>> Start Entries provided

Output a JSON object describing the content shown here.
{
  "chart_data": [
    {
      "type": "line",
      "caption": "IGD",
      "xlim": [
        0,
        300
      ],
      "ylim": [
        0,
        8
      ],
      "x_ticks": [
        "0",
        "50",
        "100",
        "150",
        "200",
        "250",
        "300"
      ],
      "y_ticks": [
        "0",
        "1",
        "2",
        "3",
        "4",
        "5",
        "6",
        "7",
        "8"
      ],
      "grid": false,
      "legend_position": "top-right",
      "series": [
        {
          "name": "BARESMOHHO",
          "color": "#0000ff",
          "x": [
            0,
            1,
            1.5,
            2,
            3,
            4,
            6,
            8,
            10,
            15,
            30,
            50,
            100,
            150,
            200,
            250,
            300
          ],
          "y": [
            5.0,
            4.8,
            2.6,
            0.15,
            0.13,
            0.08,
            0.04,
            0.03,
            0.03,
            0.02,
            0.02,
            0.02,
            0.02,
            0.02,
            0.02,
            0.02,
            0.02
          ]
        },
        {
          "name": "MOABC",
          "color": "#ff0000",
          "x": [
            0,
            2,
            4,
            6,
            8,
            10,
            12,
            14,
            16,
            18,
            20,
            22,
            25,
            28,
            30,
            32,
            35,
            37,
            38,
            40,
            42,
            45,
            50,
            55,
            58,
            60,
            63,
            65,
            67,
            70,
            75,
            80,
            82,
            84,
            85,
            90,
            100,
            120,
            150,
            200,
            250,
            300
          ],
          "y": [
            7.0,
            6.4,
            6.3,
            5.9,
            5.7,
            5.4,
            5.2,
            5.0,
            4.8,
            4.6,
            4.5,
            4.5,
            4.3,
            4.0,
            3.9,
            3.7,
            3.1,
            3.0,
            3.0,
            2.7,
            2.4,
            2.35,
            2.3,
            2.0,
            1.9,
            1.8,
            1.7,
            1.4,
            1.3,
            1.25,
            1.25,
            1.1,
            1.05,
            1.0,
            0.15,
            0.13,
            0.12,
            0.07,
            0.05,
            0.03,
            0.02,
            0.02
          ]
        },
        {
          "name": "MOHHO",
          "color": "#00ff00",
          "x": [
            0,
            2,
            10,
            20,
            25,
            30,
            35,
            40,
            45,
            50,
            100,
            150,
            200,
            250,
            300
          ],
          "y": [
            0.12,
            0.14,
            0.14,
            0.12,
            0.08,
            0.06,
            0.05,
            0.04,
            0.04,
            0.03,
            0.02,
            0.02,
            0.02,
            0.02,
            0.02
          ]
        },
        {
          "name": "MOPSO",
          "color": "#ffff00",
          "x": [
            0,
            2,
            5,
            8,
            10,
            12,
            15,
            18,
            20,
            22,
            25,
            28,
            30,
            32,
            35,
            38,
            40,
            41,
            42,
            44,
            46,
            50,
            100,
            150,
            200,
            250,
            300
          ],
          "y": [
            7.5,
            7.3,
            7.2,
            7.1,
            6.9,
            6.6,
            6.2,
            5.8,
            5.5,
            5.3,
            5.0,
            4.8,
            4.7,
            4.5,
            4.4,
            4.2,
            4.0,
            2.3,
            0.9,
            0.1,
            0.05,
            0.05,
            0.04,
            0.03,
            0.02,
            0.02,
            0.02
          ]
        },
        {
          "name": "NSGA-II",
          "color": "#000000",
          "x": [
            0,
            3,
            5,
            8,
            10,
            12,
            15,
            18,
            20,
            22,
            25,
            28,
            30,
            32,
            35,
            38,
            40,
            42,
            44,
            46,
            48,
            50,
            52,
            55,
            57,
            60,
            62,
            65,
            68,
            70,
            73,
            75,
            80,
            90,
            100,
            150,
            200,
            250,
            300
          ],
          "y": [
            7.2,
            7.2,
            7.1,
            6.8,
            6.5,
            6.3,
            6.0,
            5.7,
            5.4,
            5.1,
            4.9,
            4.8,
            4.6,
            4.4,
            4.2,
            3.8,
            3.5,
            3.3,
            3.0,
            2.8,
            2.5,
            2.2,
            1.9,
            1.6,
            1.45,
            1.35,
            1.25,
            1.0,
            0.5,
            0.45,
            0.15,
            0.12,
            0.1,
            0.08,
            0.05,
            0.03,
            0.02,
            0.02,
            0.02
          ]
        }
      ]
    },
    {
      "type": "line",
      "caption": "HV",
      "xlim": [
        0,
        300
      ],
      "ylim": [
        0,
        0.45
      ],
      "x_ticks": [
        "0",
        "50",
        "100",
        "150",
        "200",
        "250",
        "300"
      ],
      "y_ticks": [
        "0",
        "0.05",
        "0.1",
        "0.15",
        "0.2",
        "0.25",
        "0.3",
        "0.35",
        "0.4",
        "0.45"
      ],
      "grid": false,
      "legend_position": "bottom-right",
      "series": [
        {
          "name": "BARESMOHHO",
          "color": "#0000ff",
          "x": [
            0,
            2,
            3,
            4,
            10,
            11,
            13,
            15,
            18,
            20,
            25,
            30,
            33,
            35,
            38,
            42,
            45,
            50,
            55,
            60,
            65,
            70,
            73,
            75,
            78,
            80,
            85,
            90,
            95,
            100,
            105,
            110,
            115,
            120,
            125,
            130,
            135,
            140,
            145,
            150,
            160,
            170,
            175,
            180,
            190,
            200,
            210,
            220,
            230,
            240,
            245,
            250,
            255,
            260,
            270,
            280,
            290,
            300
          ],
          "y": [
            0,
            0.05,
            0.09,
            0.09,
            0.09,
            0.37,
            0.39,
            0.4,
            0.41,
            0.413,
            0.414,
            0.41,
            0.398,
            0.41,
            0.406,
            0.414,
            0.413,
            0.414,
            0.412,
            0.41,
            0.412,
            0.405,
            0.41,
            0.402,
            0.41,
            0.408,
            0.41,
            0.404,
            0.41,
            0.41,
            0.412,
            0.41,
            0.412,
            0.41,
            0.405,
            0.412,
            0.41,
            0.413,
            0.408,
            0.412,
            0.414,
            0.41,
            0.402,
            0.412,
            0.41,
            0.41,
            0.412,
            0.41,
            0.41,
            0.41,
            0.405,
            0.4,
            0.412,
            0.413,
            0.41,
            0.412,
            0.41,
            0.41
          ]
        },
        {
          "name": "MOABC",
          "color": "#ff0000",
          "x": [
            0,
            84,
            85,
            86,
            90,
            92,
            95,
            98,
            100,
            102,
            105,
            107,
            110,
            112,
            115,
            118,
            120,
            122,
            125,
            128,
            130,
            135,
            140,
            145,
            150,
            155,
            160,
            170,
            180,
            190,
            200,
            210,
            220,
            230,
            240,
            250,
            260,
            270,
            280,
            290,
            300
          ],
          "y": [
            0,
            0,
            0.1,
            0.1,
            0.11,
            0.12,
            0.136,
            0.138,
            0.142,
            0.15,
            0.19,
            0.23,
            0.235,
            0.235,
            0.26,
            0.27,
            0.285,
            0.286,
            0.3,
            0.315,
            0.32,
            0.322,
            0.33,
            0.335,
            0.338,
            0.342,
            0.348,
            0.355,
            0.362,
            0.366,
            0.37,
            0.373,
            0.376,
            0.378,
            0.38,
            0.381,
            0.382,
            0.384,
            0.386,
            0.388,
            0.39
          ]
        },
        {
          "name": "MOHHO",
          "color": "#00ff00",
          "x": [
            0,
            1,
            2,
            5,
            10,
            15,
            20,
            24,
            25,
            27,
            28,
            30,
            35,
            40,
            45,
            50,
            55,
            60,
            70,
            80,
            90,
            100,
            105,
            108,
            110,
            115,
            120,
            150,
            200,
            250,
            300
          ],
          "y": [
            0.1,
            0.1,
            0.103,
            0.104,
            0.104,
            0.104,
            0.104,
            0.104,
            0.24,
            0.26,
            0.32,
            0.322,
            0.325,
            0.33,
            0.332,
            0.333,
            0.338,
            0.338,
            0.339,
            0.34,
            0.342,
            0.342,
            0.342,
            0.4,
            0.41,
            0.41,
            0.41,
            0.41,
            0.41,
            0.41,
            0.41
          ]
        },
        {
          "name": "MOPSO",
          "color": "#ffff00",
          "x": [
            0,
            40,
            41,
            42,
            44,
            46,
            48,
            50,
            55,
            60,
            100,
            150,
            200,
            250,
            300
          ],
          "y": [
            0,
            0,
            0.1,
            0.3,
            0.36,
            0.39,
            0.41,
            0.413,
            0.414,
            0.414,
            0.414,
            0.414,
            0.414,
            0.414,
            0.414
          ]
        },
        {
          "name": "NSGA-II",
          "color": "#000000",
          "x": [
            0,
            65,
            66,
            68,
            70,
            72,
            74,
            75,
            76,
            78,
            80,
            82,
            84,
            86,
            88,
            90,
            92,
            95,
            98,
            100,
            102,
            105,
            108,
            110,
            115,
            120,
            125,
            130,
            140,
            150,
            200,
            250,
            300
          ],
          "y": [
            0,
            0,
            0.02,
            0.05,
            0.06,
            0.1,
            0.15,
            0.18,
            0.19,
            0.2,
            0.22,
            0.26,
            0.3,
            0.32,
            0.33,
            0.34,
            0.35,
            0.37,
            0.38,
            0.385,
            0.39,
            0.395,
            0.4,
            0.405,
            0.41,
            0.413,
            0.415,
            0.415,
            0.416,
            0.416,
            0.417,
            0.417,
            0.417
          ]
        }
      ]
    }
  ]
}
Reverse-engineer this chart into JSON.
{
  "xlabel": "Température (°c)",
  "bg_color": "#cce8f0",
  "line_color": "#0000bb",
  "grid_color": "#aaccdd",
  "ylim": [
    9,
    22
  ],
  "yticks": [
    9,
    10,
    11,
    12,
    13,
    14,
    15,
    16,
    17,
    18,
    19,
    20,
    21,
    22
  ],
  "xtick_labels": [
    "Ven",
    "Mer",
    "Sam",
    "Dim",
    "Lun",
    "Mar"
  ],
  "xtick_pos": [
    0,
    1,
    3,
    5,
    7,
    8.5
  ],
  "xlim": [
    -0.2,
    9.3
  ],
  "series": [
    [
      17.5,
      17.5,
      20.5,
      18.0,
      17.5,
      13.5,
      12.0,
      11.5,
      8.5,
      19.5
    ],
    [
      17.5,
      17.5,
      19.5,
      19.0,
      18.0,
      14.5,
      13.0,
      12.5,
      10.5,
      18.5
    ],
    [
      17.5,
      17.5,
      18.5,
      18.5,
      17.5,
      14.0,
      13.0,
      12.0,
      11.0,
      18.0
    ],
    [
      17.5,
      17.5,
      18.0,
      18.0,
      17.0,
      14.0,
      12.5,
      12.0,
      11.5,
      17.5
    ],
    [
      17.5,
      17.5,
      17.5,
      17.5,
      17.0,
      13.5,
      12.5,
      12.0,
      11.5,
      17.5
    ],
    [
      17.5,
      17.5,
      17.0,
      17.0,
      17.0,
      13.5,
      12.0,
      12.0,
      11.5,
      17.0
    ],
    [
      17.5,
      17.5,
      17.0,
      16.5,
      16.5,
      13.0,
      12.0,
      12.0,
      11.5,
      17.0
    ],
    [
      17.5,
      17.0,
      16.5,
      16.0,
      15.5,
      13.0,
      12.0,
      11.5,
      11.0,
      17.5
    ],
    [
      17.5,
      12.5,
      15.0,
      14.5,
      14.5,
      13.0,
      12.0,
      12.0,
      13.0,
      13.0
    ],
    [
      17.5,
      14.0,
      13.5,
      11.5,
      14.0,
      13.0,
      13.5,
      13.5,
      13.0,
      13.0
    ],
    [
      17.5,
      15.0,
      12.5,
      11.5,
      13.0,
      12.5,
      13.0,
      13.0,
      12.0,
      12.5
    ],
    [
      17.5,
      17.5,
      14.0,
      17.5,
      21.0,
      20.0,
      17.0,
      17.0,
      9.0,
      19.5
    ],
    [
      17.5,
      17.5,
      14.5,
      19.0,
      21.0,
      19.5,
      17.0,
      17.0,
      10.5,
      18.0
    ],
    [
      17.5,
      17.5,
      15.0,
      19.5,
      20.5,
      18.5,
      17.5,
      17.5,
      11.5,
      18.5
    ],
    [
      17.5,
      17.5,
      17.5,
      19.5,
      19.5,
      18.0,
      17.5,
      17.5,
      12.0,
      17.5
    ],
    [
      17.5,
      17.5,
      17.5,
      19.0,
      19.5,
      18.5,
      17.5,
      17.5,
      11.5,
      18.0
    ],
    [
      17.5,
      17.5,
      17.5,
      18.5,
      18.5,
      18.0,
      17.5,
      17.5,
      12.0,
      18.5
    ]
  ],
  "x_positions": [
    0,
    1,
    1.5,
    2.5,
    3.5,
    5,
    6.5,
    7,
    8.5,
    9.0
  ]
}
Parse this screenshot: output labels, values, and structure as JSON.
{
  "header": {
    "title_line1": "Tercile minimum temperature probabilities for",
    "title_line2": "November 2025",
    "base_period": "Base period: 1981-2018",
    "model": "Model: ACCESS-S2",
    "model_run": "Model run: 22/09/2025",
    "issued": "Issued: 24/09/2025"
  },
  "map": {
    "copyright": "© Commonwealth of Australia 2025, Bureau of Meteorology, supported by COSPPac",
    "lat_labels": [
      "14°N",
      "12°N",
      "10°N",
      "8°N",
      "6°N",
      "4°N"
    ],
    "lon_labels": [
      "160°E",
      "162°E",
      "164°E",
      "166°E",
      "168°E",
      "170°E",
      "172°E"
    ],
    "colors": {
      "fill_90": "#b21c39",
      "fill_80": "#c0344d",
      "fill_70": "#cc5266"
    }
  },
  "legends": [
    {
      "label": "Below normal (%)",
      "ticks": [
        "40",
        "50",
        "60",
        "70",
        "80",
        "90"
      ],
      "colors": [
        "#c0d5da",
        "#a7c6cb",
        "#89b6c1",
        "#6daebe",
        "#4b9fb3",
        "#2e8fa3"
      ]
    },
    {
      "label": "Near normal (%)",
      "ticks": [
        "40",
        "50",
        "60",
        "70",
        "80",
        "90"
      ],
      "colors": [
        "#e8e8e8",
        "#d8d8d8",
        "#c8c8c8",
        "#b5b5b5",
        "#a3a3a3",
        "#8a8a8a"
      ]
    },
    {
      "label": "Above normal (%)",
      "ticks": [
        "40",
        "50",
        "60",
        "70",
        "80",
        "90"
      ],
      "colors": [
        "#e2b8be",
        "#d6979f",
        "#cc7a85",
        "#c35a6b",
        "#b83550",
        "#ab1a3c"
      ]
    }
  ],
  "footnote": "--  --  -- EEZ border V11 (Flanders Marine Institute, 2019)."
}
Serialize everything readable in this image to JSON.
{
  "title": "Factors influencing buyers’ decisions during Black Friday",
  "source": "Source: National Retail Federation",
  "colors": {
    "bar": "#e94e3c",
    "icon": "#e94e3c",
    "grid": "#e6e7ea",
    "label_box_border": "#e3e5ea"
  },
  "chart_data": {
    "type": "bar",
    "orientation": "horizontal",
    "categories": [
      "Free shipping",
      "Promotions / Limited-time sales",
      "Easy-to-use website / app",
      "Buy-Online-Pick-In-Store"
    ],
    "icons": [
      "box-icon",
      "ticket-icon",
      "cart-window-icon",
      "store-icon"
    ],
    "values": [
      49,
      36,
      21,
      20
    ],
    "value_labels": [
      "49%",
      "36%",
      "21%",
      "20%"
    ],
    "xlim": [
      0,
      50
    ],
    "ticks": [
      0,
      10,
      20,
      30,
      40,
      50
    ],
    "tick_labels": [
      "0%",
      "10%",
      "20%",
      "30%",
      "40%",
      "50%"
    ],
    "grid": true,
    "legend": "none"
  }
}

>> End Entries provided

## Stated goal
Pull out every line of the records above that contains the word "JSON".

## The completed task
Output a JSON object describing the content shown here.
Reverse-engineer this chart into JSON.
Parse this screenshot: output labels, values, and structure as JSON.
Serialize everything readable in this image to JSON.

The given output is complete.